### Written instruction
Output the full material exactly as it appears here.

------------------------------------

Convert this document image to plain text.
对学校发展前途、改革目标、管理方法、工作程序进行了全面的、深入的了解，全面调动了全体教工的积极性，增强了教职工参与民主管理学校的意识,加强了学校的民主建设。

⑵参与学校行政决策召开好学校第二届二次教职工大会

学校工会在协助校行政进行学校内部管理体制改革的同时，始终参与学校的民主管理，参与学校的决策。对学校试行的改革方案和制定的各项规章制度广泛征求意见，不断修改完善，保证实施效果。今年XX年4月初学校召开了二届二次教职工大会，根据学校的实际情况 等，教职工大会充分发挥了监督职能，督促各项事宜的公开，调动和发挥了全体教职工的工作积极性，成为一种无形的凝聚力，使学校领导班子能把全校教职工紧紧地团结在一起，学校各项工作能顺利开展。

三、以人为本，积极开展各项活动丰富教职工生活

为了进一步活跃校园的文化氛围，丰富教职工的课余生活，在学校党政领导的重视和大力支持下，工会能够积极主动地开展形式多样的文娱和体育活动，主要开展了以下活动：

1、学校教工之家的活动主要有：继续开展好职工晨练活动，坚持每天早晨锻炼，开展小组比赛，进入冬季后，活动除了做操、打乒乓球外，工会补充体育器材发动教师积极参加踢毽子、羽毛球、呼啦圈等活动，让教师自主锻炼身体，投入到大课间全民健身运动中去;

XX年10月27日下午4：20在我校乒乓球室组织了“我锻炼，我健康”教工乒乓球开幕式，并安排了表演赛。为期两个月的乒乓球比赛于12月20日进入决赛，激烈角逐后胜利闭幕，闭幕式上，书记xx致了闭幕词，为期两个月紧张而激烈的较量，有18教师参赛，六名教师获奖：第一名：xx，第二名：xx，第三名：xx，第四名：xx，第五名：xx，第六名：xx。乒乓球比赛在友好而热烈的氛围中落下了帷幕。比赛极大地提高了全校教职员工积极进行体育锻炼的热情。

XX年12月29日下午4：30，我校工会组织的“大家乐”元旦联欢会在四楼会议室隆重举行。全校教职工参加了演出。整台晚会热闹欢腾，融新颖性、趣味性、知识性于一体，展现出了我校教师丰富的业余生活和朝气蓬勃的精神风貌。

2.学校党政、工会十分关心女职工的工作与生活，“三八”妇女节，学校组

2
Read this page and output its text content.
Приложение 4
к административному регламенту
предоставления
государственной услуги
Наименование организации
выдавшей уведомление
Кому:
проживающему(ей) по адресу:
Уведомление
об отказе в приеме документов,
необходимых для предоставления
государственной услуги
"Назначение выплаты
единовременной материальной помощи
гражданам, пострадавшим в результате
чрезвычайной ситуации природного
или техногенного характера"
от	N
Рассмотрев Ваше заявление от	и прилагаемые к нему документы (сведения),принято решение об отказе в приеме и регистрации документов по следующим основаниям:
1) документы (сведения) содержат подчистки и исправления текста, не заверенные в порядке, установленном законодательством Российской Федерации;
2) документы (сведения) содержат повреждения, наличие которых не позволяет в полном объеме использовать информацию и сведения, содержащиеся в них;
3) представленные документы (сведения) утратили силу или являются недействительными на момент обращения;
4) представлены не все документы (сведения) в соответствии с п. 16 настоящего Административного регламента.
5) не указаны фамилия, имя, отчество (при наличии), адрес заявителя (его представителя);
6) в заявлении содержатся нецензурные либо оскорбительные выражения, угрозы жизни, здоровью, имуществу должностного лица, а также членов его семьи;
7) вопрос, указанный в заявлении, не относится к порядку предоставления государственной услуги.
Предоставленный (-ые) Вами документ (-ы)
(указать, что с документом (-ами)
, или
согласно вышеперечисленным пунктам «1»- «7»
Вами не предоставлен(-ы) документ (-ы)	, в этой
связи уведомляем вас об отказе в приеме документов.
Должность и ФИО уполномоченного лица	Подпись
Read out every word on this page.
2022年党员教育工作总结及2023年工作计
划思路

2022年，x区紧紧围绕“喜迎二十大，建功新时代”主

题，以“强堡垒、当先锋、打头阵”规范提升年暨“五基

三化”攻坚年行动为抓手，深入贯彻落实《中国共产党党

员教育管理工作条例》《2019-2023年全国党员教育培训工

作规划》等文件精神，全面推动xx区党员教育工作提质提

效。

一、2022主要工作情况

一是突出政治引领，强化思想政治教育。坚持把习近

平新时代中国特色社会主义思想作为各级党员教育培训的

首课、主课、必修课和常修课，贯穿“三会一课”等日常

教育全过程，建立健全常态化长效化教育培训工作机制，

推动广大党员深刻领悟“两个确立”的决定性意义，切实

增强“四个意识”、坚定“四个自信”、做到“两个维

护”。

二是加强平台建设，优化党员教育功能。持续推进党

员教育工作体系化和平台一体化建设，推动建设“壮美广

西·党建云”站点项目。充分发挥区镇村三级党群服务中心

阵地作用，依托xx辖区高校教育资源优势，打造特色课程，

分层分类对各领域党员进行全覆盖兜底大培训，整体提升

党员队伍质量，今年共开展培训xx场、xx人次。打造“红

------------------------------------

### Expected answer
Convert this document image to plain text.
对学校发展前途、改革目标、管理方法、工作程序进行了全面的、深入的了解，全面调动了全体教工的积极性，增强了教职工参与民主管理学校的意识,加强了学校的民主建设。

⑵参与学校行政决策召开好学校第二届二次教职工大会

学校工会在协助校行政进行学校内部管理体制改革的同时，始终参与学校的民主管理，参与学校的决策。对学校试行的改革方案和制定的各项规章制度广泛征求意见，不断修改完善，保证实施效果。今年XX年4月初学校召开了二届二次教职工大会，根据学校的实际情况 等，教职工大会充分发挥了监督职能，督促各项事宜的公开，调动和发挥了全体教职工的工作积极性，成为一种无形的凝聚力，使学校领导班子能把全校教职工紧紧地团结在一起，学校各项工作能顺利开展。

三、以人为本，积极开展各项活动丰富教职工生活

为了进一步活跃校园的文化氛围，丰富教职工的课余生活，在学校党政领导的重视和大力支持下，工会能够积极主动地开展形式多样的文娱和体育活动，主要开展了以下活动：

1、学校教工之家的活动主要有：继续开展好职工晨练活动，坚持每天早晨锻炼，开展小组比赛，进入冬季后，活动除了做操、打乒乓球外，工会补充体育器材发动教师积极参加踢毽子、羽毛球、呼啦圈等活动，让教师自主锻炼身体，投入到大课间全民健身运动中去;

XX年10月27日下午4：20在我校乒乓球室组织了“我锻炼，我健康”教工乒乓球开幕式，并安排了表演赛。为期两个月的乒乓球比赛于12月20日进入决赛，激烈角逐后胜利闭幕，闭幕式上，书记xx致了闭幕词，为期两个月紧张而激烈的较量，有18教师参赛，六名教师获奖：第一名：xx，第二名：xx，第三名：xx，第四名：xx，第五名：xx，第六名：xx。乒乓球比赛在友好而热烈的氛围中落下了帷幕。比赛极大地提高了全校教职员工积极进行体育锻炼的热情。

XX年12月29日下午4：30，我校工会组织的“大家乐”元旦联欢会在四楼会议室隆重举行。全校教职工参加了演出。整台晚会热闹欢腾，融新颖性、趣味性、知识性于一体，展现出了我校教师丰富的业余生活和朝气蓬勃的精神风貌。

2.学校党政、工会十分关心女职工的工作与生活，“三八”妇女节，学校组

2
Read this page and output its text content.
Приложение 4
к административному регламенту
предоставления
государственной услуги
Наименование организации
выдавшей уведомление
Кому:
проживающему(ей) по адресу:
Уведомление
об отказе в приеме документов,
необходимых для предоставления
государственной услуги
"Назначение выплаты
единовременной материальной помощи
гражданам, пострадавшим в результате
чрезвычайной ситуации природного
или техногенного характера"
от	N
Рассмотрев Ваше заявление от	и прилагаемые к нему документы (сведения),принято решение об отказе в приеме и регистрации документов по следующим основаниям:
1) документы (сведения) содержат подчистки и исправления текста, не заверенные в порядке, установленном законодательством Российской Федерации;
2) документы (сведения) содержат повреждения, наличие которых не позволяет в полном объеме использовать информацию и сведения, содержащиеся в них;
3) представленные документы (сведения) утратили силу или являются недействительными на момент обращения;
4) представлены не все документы (сведения) в соответствии с п. 16 настоящего Административного регламента.
5) не указаны фамилия, имя, отчество (при наличии), адрес заявителя (его представителя);
6) в заявлении содержатся нецензурные либо оскорбительные выражения, угрозы жизни, здоровью, имуществу должностного лица, а также членов его семьи;
7) вопрос, указанный в заявлении, не относится к порядку предоставления государственной услуги.
Предоставленный (-ые) Вами документ (-ы)
(указать, что с документом (-ами)
, или
согласно вышеперечисленным пунктам «1»- «7»
Вами не предоставлен(-ы) документ (-ы)	, в этой
связи уведомляем вас об отказе в приеме документов.
Должность и ФИО уполномоченного лица	Подпись
Read out every word on this page.
2022年党员教育工作总结及2023年工作计
划思路

2022年，x区紧紧围绕“喜迎二十大，建功新时代”主

题，以“强堡垒、当先锋、打头阵”规范提升年暨“五基

三化”攻坚年行动为抓手，深入贯彻落实《中国共产党党

员教育管理工作条例》《2019-2023年全国党员教育培训工

作规划》等文件精神，全面推动xx区党员教育工作提质提

效。

一、2022主要工作情况

一是突出政治引领，强化思想政治教育。坚持把习近

平新时代中国特色社会主义思想作为各级党员教育培训的

首课、主课、必修课和常修课，贯穿“三会一课”等日常

教育全过程，建立健全常态化长效化教育培训工作机制，

推动广大党员深刻领悟“两个确立”的决定性意义，切实

增强“四个意识”、坚定“四个自信”、做到“两个维

护”。

二是加强平台建设，优化党员教育功能。持续推进党

员教育工作体系化和平台一体化建设，推动建设“壮美广

西·党建云”站点项目。充分发挥区镇村三级党群服务中心

阵地作用，依托xx辖区高校教育资源优势，打造特色课程，

分层分类对各领域党员进行全覆盖兜底大培训，整体提升

党员队伍质量，今年共开展培训xx场、xx人次。打造“红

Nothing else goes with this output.